### Stated exercise
Where the data below has the string "autotransformatorów", return the whole line.

### Exercise input
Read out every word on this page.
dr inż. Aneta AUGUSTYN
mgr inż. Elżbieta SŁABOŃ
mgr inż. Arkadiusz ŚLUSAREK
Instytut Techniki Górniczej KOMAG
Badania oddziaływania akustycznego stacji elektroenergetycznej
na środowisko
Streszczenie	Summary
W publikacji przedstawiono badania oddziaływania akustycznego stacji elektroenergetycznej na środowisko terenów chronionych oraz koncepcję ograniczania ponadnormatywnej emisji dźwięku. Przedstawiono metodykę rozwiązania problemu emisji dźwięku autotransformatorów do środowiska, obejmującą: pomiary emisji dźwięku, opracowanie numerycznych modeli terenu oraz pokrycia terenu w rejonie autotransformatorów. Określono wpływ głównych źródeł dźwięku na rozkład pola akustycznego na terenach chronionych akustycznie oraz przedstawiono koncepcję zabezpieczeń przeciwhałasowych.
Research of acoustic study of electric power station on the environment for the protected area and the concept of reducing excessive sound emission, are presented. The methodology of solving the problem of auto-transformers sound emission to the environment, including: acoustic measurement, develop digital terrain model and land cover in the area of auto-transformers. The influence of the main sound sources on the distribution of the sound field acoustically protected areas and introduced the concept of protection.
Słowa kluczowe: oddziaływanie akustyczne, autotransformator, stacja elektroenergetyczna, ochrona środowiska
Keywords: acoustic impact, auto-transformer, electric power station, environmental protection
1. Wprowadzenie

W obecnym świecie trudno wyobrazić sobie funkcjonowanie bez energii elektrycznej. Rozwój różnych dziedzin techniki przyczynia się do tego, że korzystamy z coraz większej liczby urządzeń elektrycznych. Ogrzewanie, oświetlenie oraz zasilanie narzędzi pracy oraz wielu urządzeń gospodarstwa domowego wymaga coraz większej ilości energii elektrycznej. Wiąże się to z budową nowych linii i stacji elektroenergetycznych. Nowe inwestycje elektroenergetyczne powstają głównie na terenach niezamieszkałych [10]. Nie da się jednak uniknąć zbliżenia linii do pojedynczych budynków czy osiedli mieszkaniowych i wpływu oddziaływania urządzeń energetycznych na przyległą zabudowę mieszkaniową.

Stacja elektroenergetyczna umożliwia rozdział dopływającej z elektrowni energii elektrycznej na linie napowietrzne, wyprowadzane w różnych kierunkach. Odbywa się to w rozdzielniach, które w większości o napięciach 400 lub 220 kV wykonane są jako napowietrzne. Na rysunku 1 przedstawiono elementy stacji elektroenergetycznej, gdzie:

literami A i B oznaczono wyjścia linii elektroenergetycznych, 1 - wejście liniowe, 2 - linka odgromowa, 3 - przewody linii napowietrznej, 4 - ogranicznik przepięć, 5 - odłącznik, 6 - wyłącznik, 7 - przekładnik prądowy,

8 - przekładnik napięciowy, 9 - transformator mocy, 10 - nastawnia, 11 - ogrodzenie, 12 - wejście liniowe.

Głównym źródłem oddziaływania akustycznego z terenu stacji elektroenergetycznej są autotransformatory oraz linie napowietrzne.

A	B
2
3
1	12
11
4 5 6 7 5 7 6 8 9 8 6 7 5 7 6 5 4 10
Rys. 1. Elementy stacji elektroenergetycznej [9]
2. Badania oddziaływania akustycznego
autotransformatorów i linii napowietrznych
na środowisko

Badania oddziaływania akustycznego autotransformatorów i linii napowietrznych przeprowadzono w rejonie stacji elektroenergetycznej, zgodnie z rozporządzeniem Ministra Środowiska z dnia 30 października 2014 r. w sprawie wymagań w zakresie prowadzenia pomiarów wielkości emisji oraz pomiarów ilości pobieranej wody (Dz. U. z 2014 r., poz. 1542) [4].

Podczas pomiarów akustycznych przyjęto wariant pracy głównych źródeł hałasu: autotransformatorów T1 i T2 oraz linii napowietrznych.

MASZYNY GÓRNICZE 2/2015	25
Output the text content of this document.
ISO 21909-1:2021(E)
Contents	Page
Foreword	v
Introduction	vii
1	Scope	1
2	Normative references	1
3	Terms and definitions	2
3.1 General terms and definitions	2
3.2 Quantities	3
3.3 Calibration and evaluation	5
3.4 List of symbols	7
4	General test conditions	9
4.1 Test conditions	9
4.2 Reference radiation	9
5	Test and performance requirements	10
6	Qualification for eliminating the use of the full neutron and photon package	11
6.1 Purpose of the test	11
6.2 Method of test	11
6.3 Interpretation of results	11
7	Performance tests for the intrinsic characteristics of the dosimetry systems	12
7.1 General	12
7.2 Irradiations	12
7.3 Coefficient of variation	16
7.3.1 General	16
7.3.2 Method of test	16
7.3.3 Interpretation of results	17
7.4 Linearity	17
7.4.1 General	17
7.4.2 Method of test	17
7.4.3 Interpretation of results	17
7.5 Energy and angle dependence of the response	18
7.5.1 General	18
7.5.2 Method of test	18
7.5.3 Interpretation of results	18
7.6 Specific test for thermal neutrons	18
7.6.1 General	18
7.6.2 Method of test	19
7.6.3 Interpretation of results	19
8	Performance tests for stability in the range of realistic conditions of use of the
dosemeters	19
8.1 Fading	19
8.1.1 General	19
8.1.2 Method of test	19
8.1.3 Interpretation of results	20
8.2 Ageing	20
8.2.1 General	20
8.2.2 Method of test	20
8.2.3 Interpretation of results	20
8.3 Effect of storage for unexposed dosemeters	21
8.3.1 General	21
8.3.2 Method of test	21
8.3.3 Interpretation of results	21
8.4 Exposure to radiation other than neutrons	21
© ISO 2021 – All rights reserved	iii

### Solution for this problem
W publikacji przedstawiono badania oddziaływania akustycznego stacji elektroenergetycznej na środowisko terenów chronionych oraz koncepcję ograniczania ponadnormatywnej emisji dźwięku. Przedstawiono metodykę rozwiązania problemu emisji dźwięku autotransformatorów do środowiska, obejmującą: pomiary emisji dźwięku, opracowanie numerycznych modeli terenu oraz pokrycia terenu w rejonie autotransformatorów. Określono wpływ głównych źródeł dźwięku na rozkład pola akustycznego na terenach chronionych akustycznie oraz przedstawiono koncepcję zabezpieczeń przeciwhałasowych.
autotransformatorów i linii napowietrznych
Badania oddziaływania akustycznego autotransformatorów i linii napowietrznych przeprowadzono w rejonie stacji elektroenergetycznej, zgodnie z rozporządzeniem Ministra Środowiska z dnia 30 października 2014 r. w sprawie wymagań w zakresie prowadzenia pomiarów wielkości emisji oraz pomiarów ilości pobieranej wody (Dz. U. z 2014 r., poz. 1542) [4].
Podczas pomiarów akustycznych przyjęto wariant pracy głównych źródeł hałasu: autotransformatorów T1 i T2 oraz linii napowietrznych.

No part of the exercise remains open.